__BRIEF__
Count how many lines of the data include "this". The answer is that number and nothing else.

[Excerpts from a figure dataset]
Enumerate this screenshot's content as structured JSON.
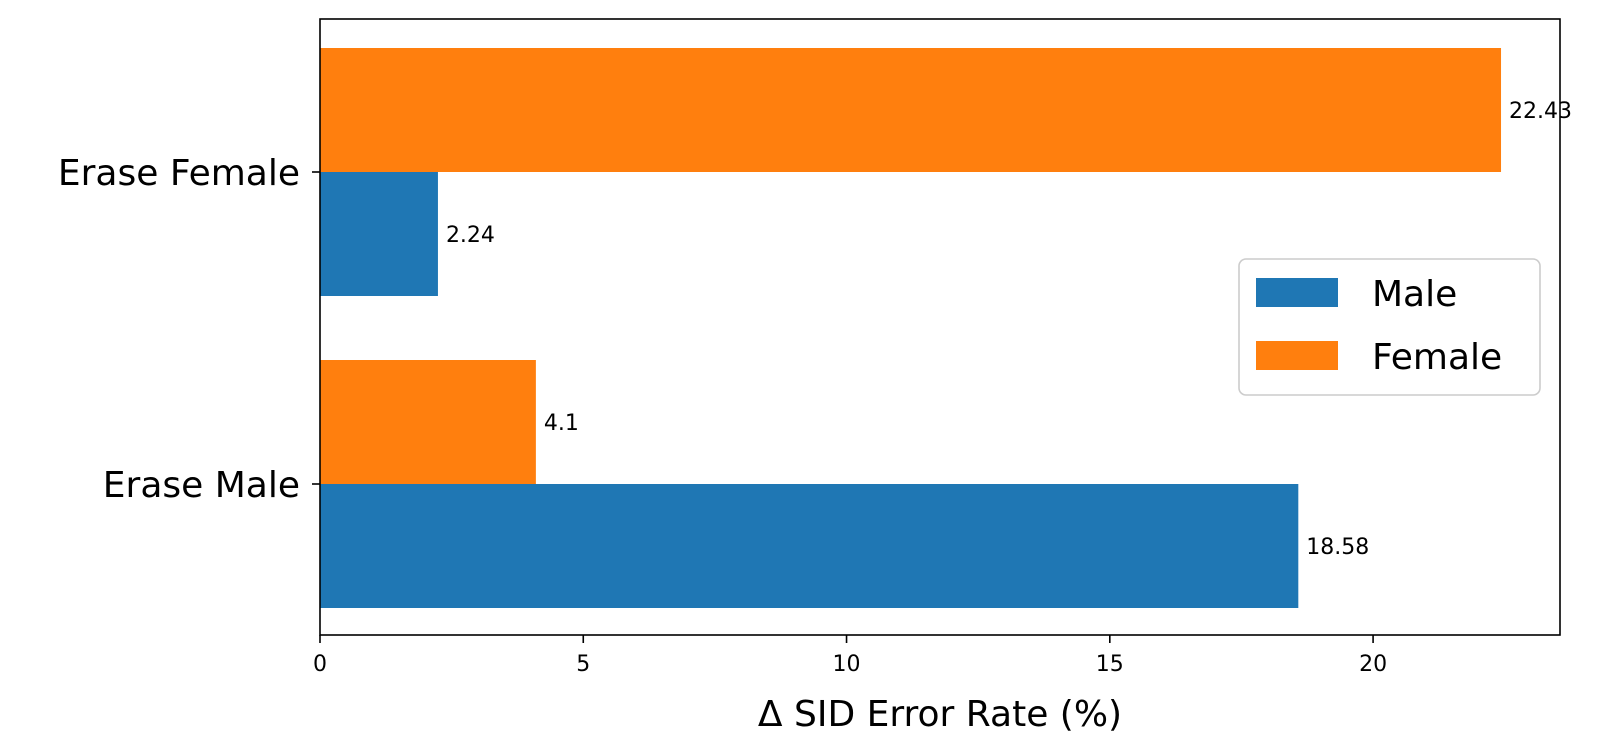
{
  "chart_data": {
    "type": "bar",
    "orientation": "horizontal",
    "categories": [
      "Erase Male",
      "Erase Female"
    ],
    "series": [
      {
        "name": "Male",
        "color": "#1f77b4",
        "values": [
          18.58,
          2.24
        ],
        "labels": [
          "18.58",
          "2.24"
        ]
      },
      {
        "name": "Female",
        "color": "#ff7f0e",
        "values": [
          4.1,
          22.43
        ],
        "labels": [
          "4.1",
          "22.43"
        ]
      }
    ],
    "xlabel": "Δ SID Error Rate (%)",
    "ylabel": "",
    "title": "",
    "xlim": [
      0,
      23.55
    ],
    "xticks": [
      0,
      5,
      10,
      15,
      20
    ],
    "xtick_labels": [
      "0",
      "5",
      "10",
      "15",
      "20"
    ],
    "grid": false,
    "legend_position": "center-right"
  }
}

---

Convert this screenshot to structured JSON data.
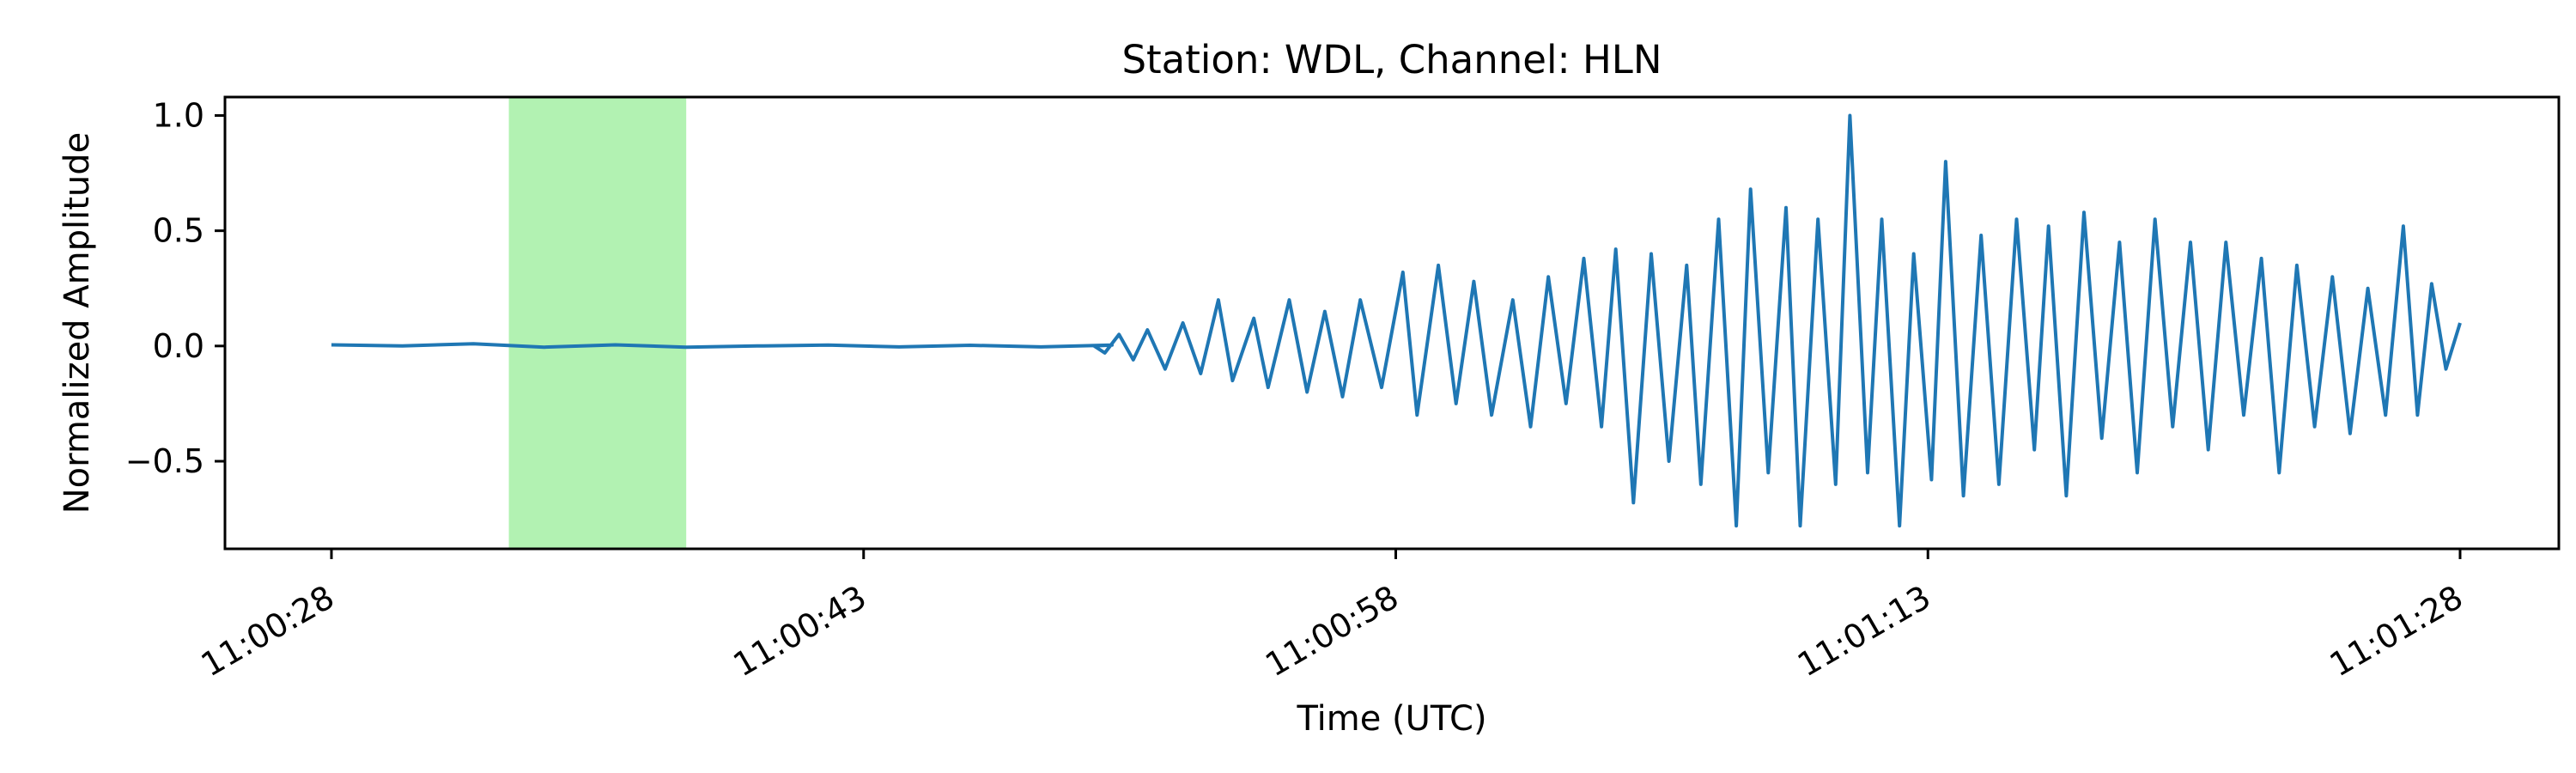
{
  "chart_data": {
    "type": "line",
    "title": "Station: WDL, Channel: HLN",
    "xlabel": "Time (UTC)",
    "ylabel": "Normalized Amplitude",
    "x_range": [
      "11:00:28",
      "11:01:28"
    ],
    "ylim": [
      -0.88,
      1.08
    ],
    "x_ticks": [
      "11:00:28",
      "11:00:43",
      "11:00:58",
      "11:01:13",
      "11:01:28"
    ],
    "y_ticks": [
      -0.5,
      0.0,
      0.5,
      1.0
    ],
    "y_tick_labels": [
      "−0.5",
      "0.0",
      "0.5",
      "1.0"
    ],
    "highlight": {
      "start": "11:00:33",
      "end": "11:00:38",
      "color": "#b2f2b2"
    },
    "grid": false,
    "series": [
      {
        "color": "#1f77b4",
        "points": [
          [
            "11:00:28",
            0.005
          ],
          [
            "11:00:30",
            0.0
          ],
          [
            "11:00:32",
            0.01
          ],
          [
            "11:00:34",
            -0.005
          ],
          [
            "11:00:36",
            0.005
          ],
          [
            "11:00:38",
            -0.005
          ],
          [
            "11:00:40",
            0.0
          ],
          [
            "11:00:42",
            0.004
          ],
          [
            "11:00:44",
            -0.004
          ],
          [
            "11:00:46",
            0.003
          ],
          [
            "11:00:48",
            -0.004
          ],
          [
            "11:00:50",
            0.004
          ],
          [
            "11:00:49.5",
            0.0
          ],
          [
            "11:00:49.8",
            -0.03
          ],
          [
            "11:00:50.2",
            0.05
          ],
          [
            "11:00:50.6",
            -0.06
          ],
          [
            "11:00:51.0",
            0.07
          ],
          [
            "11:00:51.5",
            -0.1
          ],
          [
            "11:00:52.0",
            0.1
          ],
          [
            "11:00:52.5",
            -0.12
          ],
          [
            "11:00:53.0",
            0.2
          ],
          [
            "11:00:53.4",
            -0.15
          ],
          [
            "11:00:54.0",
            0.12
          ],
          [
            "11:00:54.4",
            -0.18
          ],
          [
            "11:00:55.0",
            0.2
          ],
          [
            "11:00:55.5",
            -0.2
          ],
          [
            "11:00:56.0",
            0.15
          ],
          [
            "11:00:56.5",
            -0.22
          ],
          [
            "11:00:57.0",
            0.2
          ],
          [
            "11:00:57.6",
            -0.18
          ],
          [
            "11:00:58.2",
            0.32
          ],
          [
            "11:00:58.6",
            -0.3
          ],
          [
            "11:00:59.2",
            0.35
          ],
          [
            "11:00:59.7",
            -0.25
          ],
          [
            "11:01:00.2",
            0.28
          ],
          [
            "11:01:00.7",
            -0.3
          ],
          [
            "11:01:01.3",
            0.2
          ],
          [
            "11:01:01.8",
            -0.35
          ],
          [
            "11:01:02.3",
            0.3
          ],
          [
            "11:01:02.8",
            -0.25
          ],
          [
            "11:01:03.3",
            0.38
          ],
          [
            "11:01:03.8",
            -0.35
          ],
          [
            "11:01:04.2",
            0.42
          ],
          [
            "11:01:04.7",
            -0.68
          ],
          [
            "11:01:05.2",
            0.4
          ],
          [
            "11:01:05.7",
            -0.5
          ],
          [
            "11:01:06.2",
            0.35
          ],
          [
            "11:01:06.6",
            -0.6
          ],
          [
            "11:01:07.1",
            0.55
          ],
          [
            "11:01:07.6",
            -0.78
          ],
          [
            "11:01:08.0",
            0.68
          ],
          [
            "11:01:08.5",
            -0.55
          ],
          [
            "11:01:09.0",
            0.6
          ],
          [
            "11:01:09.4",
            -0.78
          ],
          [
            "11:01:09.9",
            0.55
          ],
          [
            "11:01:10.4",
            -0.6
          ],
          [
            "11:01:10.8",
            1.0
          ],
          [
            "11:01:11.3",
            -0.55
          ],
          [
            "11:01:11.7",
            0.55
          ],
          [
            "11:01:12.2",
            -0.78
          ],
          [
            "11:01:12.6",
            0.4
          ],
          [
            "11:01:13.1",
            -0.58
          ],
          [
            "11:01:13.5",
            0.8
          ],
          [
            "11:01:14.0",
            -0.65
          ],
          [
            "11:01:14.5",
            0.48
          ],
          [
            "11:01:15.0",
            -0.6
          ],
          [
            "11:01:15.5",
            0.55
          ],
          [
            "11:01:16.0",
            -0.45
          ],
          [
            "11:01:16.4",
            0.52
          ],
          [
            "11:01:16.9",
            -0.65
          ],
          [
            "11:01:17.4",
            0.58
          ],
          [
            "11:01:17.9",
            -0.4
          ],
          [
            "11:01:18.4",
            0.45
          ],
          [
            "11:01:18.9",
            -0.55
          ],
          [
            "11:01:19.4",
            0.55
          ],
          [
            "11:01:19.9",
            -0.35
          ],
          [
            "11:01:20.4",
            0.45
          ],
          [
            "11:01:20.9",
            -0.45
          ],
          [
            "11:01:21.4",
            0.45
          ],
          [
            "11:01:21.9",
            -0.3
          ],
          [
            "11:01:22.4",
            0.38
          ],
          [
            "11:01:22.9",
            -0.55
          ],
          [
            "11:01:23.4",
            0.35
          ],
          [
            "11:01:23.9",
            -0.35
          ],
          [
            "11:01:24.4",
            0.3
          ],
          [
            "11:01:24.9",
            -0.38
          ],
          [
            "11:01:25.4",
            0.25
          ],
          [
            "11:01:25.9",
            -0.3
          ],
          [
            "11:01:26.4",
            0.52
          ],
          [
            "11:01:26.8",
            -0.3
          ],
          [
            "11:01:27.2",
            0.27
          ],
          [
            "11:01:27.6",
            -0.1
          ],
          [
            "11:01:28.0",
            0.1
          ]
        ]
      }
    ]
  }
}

__RESULT__
2